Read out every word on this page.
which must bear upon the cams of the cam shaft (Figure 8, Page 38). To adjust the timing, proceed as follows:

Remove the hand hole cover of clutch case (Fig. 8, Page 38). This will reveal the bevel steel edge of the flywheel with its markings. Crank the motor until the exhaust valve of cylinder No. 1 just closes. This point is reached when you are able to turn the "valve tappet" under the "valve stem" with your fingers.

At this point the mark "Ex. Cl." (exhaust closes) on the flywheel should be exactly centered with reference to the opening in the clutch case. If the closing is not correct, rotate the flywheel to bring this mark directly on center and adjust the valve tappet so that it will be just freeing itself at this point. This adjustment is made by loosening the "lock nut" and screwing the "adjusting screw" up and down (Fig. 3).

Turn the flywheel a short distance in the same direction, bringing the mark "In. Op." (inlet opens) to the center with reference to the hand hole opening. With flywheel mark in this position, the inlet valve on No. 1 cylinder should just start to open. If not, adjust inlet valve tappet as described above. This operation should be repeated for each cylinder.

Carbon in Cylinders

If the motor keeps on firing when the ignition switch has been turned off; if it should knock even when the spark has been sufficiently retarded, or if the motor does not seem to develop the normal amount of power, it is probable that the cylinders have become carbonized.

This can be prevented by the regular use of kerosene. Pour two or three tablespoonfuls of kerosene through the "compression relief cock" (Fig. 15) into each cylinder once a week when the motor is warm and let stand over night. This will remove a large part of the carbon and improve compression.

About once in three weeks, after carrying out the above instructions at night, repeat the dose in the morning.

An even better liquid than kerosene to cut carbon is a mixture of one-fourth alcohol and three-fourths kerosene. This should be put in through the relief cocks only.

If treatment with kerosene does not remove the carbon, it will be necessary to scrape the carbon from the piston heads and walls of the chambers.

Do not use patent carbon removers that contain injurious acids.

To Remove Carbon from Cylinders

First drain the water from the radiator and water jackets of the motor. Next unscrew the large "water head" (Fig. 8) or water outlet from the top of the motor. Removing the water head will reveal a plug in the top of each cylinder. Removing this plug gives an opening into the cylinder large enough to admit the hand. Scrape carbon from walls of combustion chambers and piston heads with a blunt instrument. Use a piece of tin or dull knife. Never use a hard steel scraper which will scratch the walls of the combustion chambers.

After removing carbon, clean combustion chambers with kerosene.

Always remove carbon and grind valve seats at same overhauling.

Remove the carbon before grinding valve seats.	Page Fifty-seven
-------------------------
• **What to work on**
Your task is to retype all of the records exactly.

• **Expected answer**
Read out every word on this page.
which must bear upon the cams of the cam shaft (Figure 8, Page 38). To adjust the timing, proceed as follows:

Remove the hand hole cover of clutch case (Fig. 8, Page 38). This will reveal the bevel steel edge of the flywheel with its markings. Crank the motor until the exhaust valve of cylinder No. 1 just closes. This point is reached when you are able to turn the "valve tappet" under the "valve stem" with your fingers.

At this point the mark "Ex. Cl." (exhaust closes) on the flywheel should be exactly centered with reference to the opening in the clutch case. If the closing is not correct, rotate the flywheel to bring this mark directly on center and adjust the valve tappet so that it will be just freeing itself at this point. This adjustment is made by loosening the "lock nut" and screwing the "adjusting screw" up and down (Fig. 3).

Turn the flywheel a short distance in the same direction, bringing the mark "In. Op." (inlet opens) to the center with reference to the hand hole opening. With flywheel mark in this position, the inlet valve on No. 1 cylinder should just start to open. If not, adjust inlet valve tappet as described above. This operation should be repeated for each cylinder.

Carbon in Cylinders

If the motor keeps on firing when the ignition switch has been turned off; if it should knock even when the spark has been sufficiently retarded, or if the motor does not seem to develop the normal amount of power, it is probable that the cylinders have become carbonized.

This can be prevented by the regular use of kerosene. Pour two or three tablespoonfuls of kerosene through the "compression relief cock" (Fig. 15) into each cylinder once a week when the motor is warm and let stand over night. This will remove a large part of the carbon and improve compression.

About once in three weeks, after carrying out the above instructions at night, repeat the dose in the morning.

An even better liquid than kerosene to cut carbon is a mixture of one-fourth alcohol and three-fourths kerosene. This should be put in through the relief cocks only.

If treatment with kerosene does not remove the carbon, it will be necessary to scrape the carbon from the piston heads and walls of the chambers.

Do not use patent carbon removers that contain injurious acids.

To Remove Carbon from Cylinders

First drain the water from the radiator and water jackets of the motor. Next unscrew the large "water head" (Fig. 8) or water outlet from the top of the motor. Removing the water head will reveal a plug in the top of each cylinder. Removing this plug gives an opening into the cylinder large enough to admit the hand. Scrape carbon from walls of combustion chambers and piston heads with a blunt instrument. Use a piece of tin or dull knife. Never use a hard steel scraper which will scratch the walls of the combustion chambers.

After removing carbon, clean combustion chambers with kerosene.

Always remove carbon and grind valve seats at same overhauling.

Remove the carbon before grinding valve seats.	Page Fifty-seven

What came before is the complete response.